* Entries shown

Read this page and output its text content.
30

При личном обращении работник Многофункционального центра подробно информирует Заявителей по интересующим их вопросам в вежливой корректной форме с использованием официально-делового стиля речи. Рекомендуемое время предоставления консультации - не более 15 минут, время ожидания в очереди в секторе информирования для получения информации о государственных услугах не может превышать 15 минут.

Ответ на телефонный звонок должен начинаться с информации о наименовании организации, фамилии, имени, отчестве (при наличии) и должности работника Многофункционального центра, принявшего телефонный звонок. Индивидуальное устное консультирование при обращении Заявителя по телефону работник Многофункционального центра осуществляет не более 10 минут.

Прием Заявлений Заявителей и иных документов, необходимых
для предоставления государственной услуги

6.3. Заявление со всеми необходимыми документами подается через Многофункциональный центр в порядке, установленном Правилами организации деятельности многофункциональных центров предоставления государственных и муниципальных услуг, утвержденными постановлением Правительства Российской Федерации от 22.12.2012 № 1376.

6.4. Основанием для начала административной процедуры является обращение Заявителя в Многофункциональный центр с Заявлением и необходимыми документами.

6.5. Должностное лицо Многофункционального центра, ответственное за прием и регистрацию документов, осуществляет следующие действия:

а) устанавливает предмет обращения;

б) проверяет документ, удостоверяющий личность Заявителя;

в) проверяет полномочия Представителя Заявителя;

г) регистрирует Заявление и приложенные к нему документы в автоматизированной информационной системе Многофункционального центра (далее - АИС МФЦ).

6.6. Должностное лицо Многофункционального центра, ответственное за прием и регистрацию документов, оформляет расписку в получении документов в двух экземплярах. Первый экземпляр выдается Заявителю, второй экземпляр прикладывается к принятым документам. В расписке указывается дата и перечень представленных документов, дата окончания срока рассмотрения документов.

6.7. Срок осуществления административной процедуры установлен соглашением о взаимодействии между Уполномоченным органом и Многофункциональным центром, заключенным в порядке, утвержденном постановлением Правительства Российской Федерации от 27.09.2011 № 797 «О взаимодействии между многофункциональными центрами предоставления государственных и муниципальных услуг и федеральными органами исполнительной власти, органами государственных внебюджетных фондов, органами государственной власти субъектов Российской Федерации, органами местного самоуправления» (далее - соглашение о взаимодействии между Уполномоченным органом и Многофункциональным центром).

==

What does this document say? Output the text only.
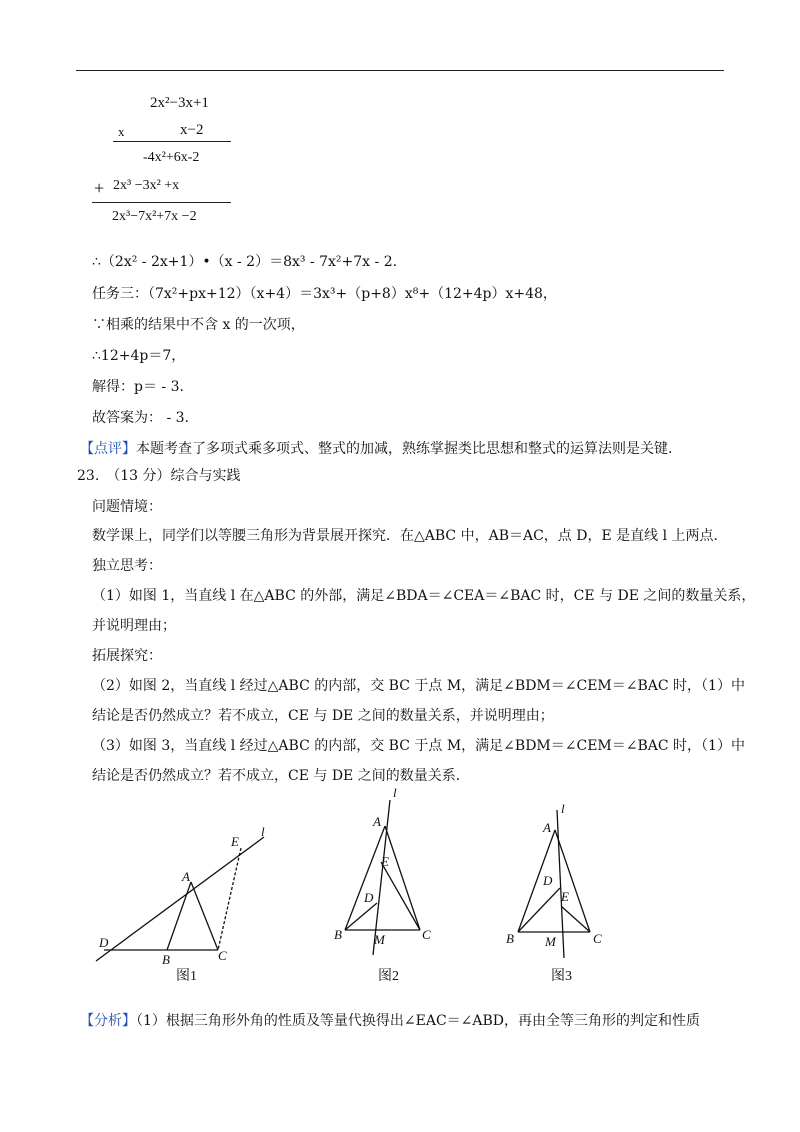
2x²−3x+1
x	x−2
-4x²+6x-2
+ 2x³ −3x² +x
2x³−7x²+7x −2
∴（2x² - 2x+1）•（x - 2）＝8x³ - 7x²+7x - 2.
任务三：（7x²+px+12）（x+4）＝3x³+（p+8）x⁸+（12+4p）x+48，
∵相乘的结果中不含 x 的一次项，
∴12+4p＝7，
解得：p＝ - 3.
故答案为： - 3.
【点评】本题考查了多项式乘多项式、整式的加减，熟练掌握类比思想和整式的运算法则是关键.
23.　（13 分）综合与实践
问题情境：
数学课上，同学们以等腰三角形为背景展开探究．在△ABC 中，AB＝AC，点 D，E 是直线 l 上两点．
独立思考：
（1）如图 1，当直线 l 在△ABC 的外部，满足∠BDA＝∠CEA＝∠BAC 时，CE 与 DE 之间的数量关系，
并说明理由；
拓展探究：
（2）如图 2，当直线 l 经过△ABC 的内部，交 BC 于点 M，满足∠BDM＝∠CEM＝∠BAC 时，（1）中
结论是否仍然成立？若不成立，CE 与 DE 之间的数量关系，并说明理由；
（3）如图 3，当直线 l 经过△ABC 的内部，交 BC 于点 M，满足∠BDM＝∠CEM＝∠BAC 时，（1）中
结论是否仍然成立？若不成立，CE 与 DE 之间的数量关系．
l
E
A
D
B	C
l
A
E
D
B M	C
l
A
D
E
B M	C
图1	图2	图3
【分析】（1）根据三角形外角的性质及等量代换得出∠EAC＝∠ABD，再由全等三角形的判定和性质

* Exercise objective
Find each line holding "若不成立". Copy it out.

* Full answer
结论是否仍然成立？若不成立，CE 与 DE 之间的数量关系，并说明理由；
结论是否仍然成立？若不成立，CE 与 DE 之间的数量关系．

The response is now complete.